▶ _Task details_: From the entries below, copy out every line with "SAUCE" in it.

[Collection entries]
— BEGIN —

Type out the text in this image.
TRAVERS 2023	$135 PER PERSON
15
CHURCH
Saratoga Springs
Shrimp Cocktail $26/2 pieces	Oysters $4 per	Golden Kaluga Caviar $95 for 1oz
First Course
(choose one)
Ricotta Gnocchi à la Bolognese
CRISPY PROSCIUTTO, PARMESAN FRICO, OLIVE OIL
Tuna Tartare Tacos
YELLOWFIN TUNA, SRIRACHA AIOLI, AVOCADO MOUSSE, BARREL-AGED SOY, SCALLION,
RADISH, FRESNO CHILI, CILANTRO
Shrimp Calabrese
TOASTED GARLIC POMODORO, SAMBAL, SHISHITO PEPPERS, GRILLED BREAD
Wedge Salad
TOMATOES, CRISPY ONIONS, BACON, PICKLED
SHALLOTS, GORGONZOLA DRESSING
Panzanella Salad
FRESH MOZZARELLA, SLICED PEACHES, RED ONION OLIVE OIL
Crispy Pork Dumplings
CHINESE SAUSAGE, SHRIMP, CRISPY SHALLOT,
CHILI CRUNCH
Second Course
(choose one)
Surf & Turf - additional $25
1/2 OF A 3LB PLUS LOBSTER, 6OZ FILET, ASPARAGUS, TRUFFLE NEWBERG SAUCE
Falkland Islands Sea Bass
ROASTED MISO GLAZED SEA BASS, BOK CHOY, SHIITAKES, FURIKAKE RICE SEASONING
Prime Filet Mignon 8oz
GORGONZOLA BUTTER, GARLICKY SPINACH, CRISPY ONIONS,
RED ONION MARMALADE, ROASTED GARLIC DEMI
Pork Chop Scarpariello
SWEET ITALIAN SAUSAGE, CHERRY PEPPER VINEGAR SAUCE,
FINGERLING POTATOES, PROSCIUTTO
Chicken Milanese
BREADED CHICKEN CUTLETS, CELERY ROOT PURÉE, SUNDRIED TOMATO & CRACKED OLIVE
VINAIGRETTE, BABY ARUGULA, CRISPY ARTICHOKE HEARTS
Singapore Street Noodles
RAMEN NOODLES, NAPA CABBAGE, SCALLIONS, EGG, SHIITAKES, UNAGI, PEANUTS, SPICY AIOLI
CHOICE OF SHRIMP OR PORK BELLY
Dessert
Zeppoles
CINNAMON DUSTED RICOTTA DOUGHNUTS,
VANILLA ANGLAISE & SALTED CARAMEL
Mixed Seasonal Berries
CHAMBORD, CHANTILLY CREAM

— END —
— BEGIN —

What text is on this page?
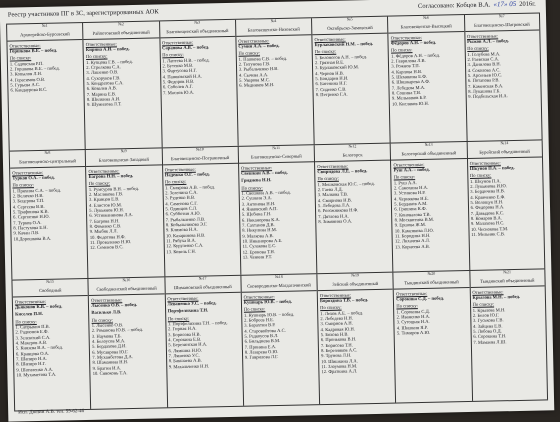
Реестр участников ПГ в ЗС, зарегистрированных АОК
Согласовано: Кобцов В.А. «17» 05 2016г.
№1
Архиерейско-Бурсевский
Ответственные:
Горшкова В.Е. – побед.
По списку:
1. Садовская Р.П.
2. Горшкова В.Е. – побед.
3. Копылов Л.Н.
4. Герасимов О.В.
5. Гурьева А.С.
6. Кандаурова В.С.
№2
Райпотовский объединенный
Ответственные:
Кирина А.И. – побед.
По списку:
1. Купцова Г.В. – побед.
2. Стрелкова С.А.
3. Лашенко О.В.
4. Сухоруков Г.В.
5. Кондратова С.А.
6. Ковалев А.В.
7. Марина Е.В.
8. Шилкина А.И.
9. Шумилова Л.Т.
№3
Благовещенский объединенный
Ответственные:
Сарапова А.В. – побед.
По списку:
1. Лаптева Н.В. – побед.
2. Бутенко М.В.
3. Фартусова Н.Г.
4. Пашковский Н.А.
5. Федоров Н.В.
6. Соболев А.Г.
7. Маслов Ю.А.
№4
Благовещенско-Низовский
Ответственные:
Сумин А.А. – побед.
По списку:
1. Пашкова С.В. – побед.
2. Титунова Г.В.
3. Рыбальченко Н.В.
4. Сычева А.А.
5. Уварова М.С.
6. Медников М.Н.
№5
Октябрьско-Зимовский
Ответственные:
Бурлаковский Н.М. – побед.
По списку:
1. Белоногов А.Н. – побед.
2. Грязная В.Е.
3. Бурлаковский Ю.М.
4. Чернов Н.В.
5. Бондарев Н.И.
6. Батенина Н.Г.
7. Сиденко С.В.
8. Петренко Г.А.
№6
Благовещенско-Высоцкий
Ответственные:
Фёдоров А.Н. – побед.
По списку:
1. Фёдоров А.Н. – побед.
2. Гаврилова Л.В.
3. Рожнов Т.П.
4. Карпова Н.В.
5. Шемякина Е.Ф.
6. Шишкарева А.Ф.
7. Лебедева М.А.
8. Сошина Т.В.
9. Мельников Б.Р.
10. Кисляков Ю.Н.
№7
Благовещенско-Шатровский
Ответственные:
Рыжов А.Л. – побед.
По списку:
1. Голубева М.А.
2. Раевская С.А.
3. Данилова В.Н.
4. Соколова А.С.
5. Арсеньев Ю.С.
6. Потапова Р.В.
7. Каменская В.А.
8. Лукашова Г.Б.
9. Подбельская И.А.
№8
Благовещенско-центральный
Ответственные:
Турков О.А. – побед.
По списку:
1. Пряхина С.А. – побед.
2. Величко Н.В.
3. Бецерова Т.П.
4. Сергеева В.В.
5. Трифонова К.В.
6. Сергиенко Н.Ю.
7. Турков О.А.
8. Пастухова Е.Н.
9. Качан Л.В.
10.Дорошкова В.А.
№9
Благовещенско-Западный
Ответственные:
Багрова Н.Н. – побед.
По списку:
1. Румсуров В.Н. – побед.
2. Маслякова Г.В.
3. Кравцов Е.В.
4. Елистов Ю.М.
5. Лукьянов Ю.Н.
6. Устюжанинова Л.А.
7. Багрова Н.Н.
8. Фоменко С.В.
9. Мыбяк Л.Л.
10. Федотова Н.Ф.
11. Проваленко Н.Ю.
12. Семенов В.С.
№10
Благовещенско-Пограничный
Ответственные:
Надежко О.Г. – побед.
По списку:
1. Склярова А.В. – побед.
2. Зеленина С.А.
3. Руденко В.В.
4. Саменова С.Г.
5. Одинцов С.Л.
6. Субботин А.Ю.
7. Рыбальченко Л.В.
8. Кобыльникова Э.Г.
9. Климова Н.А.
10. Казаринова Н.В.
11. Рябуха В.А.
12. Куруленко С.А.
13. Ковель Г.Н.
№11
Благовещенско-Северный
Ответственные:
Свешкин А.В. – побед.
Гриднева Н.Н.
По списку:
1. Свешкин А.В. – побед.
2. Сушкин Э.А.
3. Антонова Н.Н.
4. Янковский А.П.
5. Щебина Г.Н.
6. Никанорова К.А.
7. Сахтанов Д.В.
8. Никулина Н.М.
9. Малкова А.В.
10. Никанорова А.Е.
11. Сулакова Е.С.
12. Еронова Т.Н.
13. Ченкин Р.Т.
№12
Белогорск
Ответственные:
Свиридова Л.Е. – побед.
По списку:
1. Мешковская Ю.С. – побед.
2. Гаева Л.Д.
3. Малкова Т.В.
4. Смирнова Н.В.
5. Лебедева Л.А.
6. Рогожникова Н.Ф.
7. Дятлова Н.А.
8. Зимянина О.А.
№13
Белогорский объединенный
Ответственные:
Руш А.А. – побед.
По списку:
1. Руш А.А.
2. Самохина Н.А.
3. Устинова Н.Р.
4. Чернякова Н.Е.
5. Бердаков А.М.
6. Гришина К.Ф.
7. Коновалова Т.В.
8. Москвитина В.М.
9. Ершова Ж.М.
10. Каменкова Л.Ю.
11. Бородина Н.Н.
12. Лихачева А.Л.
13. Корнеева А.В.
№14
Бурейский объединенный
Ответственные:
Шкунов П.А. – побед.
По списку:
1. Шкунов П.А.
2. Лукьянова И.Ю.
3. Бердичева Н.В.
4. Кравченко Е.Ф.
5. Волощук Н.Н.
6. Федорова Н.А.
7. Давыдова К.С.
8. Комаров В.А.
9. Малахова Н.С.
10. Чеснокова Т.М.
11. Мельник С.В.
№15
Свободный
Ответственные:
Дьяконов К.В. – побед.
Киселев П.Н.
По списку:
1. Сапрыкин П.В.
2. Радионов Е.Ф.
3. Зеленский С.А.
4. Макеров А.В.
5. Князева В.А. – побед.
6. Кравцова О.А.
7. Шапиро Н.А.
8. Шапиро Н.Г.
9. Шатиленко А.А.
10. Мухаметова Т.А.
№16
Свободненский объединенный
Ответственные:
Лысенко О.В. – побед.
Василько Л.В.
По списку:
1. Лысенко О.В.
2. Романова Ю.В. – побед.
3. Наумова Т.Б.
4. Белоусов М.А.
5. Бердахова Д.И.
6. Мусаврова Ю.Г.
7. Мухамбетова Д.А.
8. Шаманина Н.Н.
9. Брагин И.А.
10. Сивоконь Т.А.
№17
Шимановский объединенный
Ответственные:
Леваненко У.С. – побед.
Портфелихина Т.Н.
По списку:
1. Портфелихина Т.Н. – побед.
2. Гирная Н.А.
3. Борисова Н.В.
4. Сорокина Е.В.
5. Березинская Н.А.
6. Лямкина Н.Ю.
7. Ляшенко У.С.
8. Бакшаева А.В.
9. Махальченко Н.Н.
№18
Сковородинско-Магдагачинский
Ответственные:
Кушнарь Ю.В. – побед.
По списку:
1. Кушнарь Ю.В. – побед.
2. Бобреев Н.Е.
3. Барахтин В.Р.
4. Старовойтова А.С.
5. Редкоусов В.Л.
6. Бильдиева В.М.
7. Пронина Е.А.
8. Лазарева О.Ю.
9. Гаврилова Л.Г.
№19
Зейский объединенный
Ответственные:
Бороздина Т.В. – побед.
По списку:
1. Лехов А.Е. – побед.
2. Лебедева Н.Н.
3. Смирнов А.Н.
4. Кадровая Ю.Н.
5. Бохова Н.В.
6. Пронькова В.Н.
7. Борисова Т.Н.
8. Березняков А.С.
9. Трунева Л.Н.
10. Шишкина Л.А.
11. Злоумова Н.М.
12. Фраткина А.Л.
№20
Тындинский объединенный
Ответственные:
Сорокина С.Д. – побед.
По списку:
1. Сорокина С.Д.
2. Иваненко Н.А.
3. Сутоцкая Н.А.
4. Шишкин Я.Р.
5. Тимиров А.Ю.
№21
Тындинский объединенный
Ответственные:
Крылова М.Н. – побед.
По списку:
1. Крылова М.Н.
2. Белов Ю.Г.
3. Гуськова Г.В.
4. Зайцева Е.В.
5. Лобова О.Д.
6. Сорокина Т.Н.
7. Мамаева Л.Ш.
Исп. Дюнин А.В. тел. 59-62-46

— END —
— BEGIN —

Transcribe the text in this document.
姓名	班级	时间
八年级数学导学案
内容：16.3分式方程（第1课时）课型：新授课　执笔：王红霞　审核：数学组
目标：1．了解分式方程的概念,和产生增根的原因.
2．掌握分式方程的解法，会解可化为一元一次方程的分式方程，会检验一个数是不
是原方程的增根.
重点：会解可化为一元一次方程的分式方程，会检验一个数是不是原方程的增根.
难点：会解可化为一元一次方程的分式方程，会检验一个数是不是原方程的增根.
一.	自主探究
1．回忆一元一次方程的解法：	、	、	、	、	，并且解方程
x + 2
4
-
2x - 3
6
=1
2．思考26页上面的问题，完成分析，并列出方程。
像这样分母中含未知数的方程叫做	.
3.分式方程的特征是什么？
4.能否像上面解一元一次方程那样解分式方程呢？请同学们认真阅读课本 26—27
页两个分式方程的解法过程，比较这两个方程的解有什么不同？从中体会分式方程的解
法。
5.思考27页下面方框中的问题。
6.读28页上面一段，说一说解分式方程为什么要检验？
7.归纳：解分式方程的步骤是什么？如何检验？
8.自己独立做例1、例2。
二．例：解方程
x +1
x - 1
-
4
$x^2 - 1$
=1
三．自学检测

— END —

▶ _Output below_:
1/2 OF A 3LB PLUS LOBSTER, 6OZ FILET, ASPARAGUS, TRUFFLE NEWBERG SAUCE
SWEET ITALIAN SAUSAGE, CHERRY PEPPER VINEGAR SAUCE,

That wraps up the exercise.